◆ **Input records**:

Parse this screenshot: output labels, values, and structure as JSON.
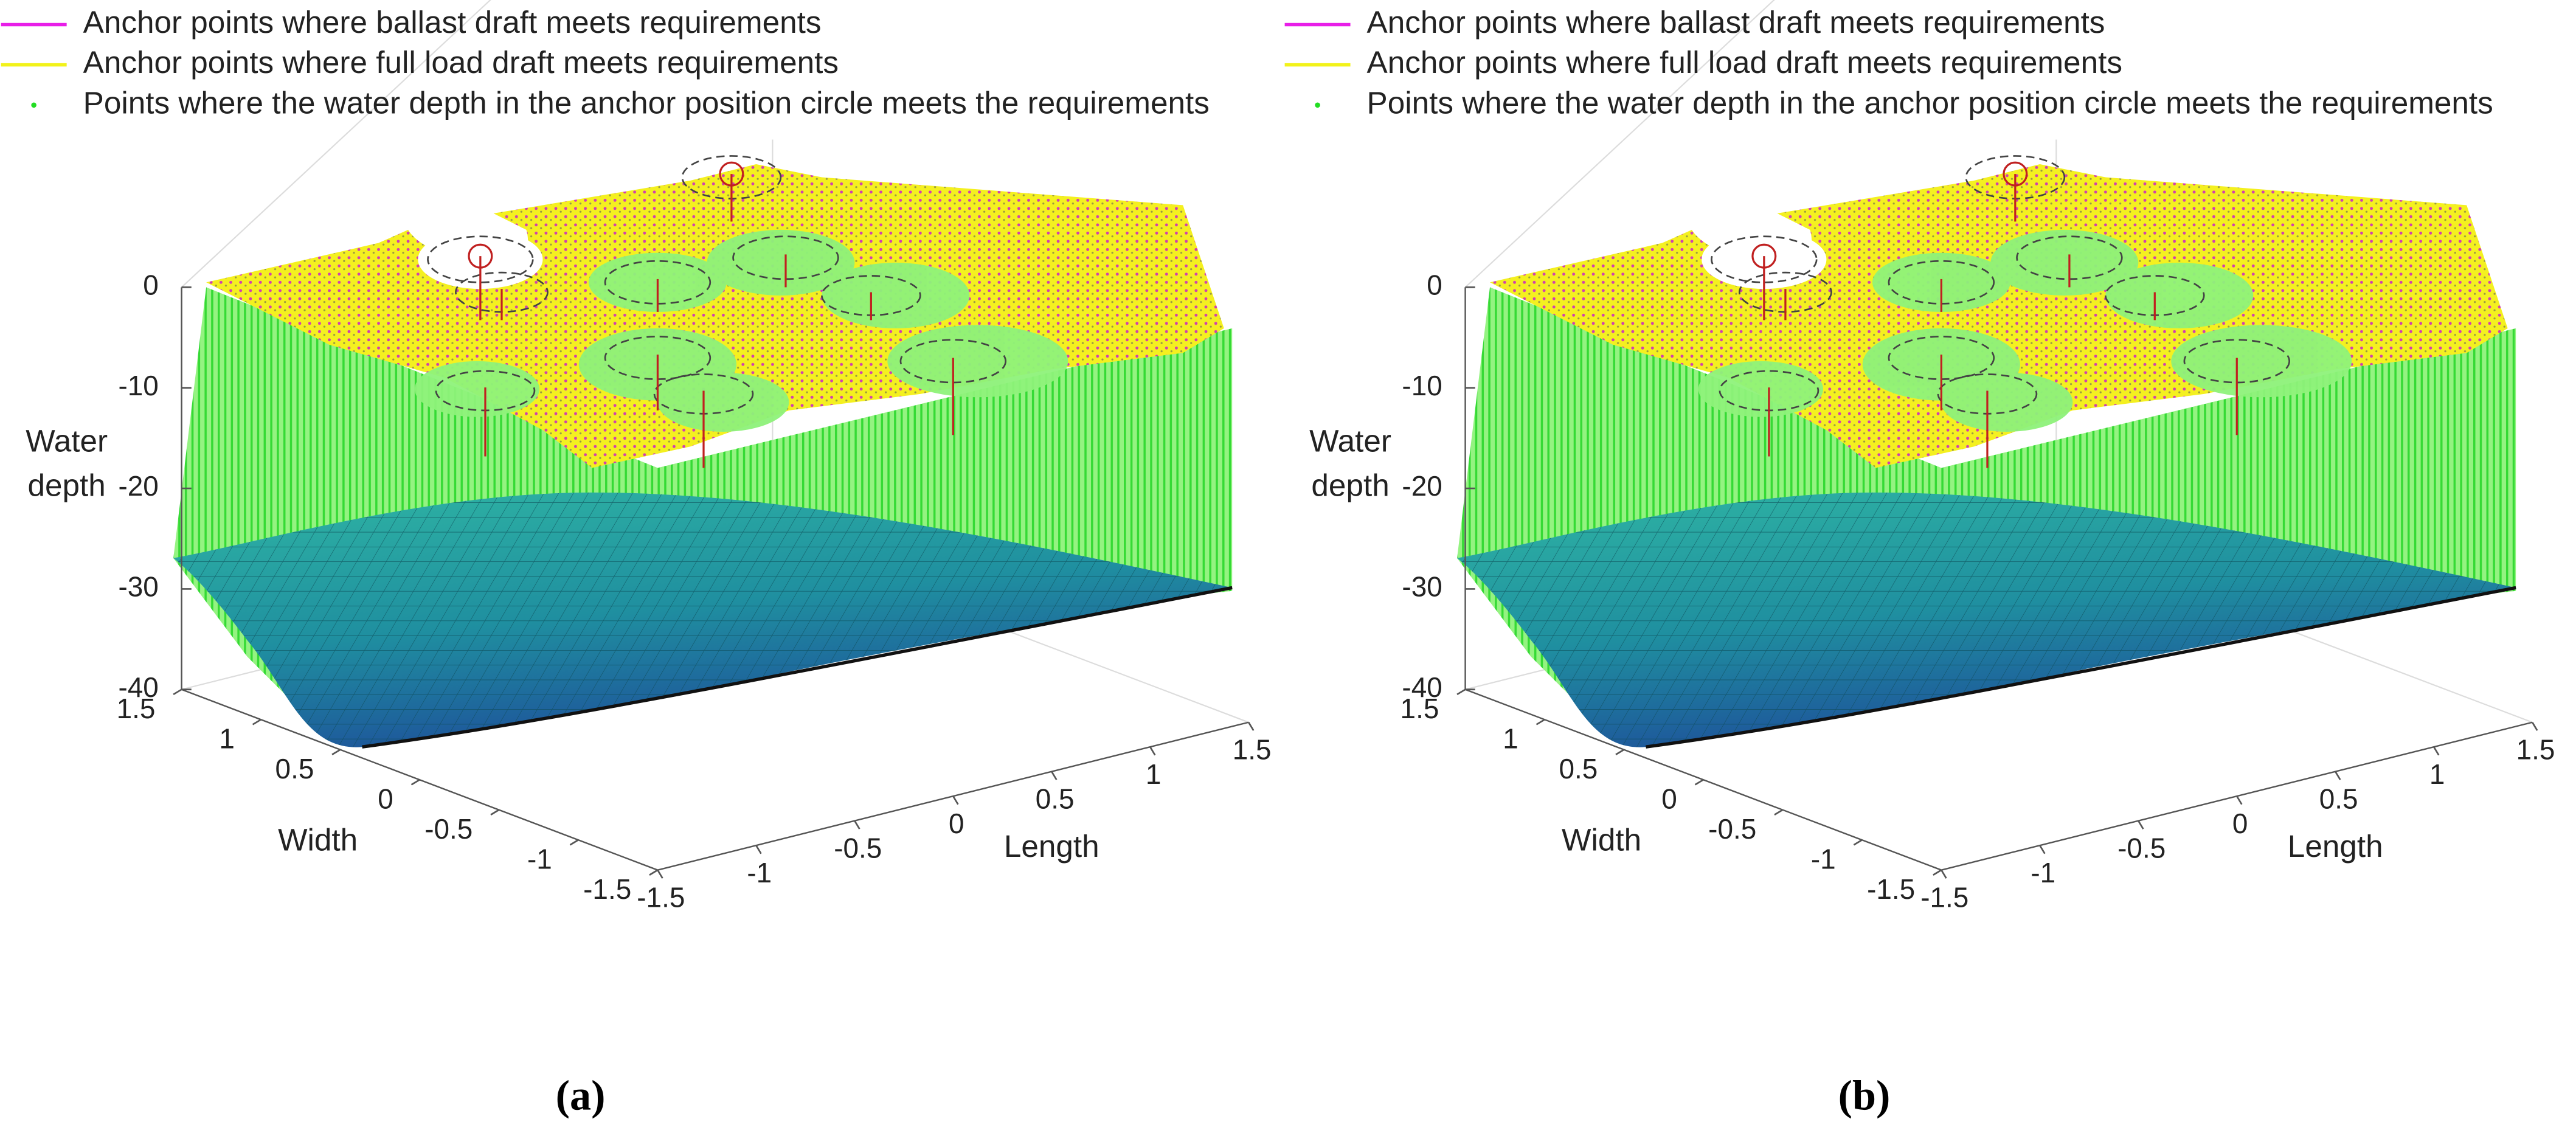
{
  "chart_data": [
    {
      "type": "surface3d",
      "panel_label": "(a)",
      "series": [
        {
          "name": "Anchor points where ballast draft meets requirements",
          "color": "#e81ee8",
          "marker": "line"
        },
        {
          "name": "Anchor points where full load draft meets requirements",
          "color": "#f2f21a",
          "marker": "line"
        },
        {
          "name": "Points where the water depth in the anchor position circle meets the requirements",
          "color": "#22dd22",
          "marker": "point"
        }
      ],
      "xlabel": "Length",
      "ylabel": "Width",
      "zlabel": [
        "Water",
        "depth"
      ],
      "xlim": [
        -1.5,
        1.5
      ],
      "xticks": [
        -1.5,
        -1,
        -0.5,
        0,
        0.5,
        1,
        1.5
      ],
      "ylim": [
        -1.5,
        1.5
      ],
      "yticks": [
        -1.5,
        -1,
        -0.5,
        0,
        0.5,
        1,
        1.5
      ],
      "zlim": [
        -40,
        0
      ],
      "zticks": [
        -40,
        -30,
        -20,
        -10,
        0
      ]
    },
    {
      "type": "surface3d",
      "panel_label": "(b)",
      "series": [
        {
          "name": "Anchor points where ballast draft meets requirements",
          "color": "#e81ee8",
          "marker": "line"
        },
        {
          "name": "Anchor points where full load draft meets requirements",
          "color": "#f2f21a",
          "marker": "line"
        },
        {
          "name": "Points where the water depth in the anchor position circle meets the requirements",
          "color": "#22dd22",
          "marker": "point"
        }
      ],
      "xlabel": "Length",
      "ylabel": "Width",
      "zlabel": [
        "Water",
        "depth"
      ],
      "xlim": [
        -1.5,
        1.5
      ],
      "xticks": [
        -1.5,
        -1,
        -0.5,
        0,
        0.5,
        1,
        1.5
      ],
      "ylim": [
        -1.5,
        1.5
      ],
      "yticks": [
        -1.5,
        -1,
        -0.5,
        0,
        0.5,
        1,
        1.5
      ],
      "zlim": [
        -40,
        0
      ],
      "zticks": [
        -40,
        -30,
        -20,
        -10,
        0
      ]
    }
  ]
}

◆ **What you will do**: Print the whole listing above once more, word for word, without its pictures.

◆ **Written answer**:
Parse this screenshot: output labels, values, and structure as JSON.
{
  "chart_data": [
    {
      "type": "surface3d",
      "panel_label": "(a)",
      "series": [
        {
          "name": "Anchor points where ballast draft meets requirements",
          "color": "#e81ee8",
          "marker": "line"
        },
        {
          "name": "Anchor points where full load draft meets requirements",
          "color": "#f2f21a",
          "marker": "line"
        },
        {
          "name": "Points where the water depth in the anchor position circle meets the requirements",
          "color": "#22dd22",
          "marker": "point"
        }
      ],
      "xlabel": "Length",
      "ylabel": "Width",
      "zlabel": [
        "Water",
        "depth"
      ],
      "xlim": [
        -1.5,
        1.5
      ],
      "xticks": [
        -1.5,
        -1,
        -0.5,
        0,
        0.5,
        1,
        1.5
      ],
      "ylim": [
        -1.5,
        1.5
      ],
      "yticks": [
        -1.5,
        -1,
        -0.5,
        0,
        0.5,
        1,
        1.5
      ],
      "zlim": [
        -40,
        0
      ],
      "zticks": [
        -40,
        -30,
        -20,
        -10,
        0
      ]
    },
    {
      "type": "surface3d",
      "panel_label": "(b)",
      "series": [
        {
          "name": "Anchor points where ballast draft meets requirements",
          "color": "#e81ee8",
          "marker": "line"
        },
        {
          "name": "Anchor points where full load draft meets requirements",
          "color": "#f2f21a",
          "marker": "line"
        },
        {
          "name": "Points where the water depth in the anchor position circle meets the requirements",
          "color": "#22dd22",
          "marker": "point"
        }
      ],
      "xlabel": "Length",
      "ylabel": "Width",
      "zlabel": [
        "Water",
        "depth"
      ],
      "xlim": [
        -1.5,
        1.5
      ],
      "xticks": [
        -1.5,
        -1,
        -0.5,
        0,
        0.5,
        1,
        1.5
      ],
      "ylim": [
        -1.5,
        1.5
      ],
      "yticks": [
        -1.5,
        -1,
        -0.5,
        0,
        0.5,
        1,
        1.5
      ],
      "zlim": [
        -40,
        0
      ],
      "zticks": [
        -40,
        -30,
        -20,
        -10,
        0
      ]
    }
  ]
}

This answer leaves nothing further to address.